## WHAT NEEDS TO BE DONE
Look through the records below, and copy out every line that holds the string "China".

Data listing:
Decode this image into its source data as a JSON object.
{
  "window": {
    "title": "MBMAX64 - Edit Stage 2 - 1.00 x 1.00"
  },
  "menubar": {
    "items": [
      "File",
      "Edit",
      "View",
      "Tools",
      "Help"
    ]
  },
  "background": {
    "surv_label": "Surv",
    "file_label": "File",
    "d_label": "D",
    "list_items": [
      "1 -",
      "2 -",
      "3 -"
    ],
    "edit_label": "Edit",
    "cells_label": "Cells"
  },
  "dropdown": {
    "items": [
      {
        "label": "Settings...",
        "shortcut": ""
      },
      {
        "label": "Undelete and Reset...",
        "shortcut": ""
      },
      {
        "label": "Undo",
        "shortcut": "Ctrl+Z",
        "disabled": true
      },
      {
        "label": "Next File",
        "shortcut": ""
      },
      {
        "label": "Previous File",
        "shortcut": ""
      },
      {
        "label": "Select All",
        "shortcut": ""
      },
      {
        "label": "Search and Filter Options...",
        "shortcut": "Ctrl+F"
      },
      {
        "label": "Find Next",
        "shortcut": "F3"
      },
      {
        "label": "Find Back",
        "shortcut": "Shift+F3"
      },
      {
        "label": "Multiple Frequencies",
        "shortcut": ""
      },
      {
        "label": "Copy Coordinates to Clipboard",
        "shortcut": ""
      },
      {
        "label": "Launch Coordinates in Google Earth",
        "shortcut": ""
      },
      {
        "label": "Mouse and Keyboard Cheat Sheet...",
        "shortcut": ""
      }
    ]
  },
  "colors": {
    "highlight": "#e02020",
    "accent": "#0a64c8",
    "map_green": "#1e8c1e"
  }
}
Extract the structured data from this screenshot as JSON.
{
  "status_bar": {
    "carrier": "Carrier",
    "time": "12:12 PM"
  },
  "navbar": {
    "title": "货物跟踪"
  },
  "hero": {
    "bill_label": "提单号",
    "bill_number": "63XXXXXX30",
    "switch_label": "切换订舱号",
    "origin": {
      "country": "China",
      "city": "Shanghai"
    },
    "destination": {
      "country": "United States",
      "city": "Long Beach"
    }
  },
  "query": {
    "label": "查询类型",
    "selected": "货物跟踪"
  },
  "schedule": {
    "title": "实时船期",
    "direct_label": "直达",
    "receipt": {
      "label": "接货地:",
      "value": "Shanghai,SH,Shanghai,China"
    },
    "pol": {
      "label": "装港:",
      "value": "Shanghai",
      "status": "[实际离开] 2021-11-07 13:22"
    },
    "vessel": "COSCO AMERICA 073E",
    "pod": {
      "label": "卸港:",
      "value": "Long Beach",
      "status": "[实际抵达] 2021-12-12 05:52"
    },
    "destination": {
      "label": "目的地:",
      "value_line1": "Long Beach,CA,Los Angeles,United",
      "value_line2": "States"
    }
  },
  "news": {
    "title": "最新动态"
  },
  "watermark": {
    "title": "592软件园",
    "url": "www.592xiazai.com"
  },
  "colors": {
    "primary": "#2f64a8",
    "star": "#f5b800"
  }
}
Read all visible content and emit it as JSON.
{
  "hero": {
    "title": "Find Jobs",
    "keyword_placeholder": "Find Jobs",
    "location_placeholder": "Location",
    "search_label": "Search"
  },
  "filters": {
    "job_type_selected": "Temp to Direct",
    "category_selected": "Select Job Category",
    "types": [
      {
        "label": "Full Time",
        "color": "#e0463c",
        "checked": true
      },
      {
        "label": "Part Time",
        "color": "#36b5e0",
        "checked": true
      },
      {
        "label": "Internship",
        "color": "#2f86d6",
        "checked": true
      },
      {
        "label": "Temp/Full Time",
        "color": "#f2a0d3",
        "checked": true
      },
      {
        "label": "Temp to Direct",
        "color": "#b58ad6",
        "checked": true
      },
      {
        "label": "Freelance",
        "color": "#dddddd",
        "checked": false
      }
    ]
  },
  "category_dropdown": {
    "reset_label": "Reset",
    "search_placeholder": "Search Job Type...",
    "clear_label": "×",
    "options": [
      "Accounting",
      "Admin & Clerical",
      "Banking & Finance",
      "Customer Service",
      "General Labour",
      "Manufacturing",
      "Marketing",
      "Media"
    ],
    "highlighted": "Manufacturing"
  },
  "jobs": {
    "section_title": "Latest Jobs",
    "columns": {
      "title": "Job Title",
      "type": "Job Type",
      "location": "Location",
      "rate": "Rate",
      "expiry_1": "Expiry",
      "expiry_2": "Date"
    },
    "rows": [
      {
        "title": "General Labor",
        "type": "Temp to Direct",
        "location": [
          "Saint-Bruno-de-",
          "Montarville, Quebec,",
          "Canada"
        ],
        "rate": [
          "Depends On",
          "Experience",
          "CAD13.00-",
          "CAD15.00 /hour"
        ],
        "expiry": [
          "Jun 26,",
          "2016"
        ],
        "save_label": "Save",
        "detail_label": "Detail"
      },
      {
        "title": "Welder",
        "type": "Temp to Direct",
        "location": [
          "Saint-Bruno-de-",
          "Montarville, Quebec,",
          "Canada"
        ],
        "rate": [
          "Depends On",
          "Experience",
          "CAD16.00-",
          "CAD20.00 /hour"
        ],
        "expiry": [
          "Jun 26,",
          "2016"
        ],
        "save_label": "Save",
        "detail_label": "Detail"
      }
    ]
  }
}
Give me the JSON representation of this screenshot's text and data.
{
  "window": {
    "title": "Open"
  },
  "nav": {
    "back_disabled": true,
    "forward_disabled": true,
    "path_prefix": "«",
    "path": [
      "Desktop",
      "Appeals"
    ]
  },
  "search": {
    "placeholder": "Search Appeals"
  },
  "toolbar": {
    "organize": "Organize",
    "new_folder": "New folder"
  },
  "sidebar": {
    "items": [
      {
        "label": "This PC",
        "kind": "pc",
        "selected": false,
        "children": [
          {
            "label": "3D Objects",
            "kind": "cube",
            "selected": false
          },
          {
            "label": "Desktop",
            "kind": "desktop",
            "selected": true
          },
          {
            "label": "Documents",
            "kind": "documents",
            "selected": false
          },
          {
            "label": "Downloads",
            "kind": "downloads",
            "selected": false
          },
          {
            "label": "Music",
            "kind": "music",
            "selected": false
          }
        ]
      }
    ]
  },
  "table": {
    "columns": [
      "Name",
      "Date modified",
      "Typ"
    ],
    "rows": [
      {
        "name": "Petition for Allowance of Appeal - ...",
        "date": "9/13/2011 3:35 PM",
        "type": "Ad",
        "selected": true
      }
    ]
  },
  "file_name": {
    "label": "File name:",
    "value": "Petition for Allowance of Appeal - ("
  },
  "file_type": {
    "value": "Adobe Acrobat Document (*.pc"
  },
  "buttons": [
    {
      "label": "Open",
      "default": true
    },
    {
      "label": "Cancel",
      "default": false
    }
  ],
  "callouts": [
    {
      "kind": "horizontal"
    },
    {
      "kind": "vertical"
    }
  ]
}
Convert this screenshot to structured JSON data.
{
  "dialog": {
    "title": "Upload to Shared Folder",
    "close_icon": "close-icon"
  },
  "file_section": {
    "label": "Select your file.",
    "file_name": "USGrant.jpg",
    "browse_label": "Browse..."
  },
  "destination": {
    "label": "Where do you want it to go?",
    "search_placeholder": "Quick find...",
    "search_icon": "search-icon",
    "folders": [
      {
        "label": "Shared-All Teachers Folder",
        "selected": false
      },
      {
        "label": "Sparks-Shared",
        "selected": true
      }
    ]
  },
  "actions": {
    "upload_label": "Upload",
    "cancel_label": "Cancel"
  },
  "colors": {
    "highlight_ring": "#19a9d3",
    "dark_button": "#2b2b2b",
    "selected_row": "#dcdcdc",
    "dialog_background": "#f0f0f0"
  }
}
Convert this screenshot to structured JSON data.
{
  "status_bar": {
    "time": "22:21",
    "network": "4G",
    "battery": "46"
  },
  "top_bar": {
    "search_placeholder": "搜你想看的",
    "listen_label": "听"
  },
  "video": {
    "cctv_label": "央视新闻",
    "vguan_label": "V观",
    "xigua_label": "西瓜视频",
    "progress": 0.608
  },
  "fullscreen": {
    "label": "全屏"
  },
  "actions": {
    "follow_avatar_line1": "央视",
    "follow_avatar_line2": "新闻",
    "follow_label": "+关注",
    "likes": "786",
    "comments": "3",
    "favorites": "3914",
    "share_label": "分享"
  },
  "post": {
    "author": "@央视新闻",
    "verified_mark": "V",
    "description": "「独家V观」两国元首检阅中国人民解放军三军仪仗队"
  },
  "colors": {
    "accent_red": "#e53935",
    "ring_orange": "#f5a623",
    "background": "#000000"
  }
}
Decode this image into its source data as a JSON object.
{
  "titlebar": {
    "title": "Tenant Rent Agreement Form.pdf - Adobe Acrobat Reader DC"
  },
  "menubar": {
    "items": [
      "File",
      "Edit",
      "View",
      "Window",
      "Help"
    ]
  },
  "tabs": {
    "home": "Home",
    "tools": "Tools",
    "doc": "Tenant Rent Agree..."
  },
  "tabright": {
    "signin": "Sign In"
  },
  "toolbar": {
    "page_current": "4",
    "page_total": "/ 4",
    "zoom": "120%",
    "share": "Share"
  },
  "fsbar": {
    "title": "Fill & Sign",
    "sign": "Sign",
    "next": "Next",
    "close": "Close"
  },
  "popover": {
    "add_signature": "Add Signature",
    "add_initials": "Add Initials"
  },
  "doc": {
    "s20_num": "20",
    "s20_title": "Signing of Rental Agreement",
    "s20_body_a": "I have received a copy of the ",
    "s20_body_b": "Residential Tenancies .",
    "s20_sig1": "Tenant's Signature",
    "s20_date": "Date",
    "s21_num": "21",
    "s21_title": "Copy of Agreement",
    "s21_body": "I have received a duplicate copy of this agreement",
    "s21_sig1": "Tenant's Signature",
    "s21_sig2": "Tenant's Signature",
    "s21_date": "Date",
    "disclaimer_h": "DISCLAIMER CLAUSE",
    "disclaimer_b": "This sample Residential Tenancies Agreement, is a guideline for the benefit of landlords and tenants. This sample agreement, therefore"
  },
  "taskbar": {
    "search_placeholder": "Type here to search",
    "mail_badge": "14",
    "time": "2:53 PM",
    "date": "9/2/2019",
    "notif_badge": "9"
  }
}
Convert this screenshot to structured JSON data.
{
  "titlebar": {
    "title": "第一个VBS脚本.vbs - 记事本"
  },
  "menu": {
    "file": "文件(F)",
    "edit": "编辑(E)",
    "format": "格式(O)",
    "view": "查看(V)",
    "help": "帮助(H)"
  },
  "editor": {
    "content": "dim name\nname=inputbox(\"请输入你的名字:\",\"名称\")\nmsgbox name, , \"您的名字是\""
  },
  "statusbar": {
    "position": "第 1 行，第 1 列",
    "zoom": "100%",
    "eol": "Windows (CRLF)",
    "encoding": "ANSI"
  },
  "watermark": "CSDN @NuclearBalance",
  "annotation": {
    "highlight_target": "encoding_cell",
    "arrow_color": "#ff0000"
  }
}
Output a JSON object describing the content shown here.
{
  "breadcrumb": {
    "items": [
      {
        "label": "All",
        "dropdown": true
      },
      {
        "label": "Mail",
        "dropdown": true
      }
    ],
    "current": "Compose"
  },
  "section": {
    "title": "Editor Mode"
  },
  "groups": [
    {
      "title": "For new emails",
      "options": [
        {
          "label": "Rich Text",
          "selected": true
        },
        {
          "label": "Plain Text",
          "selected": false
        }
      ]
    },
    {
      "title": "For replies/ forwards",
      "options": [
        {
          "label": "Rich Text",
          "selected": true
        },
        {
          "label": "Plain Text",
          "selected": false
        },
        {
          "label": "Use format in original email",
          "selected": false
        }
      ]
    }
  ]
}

## WRITTEN REPLY
      "country": "China",
      "value": "Shanghai,SH,Shanghai,China"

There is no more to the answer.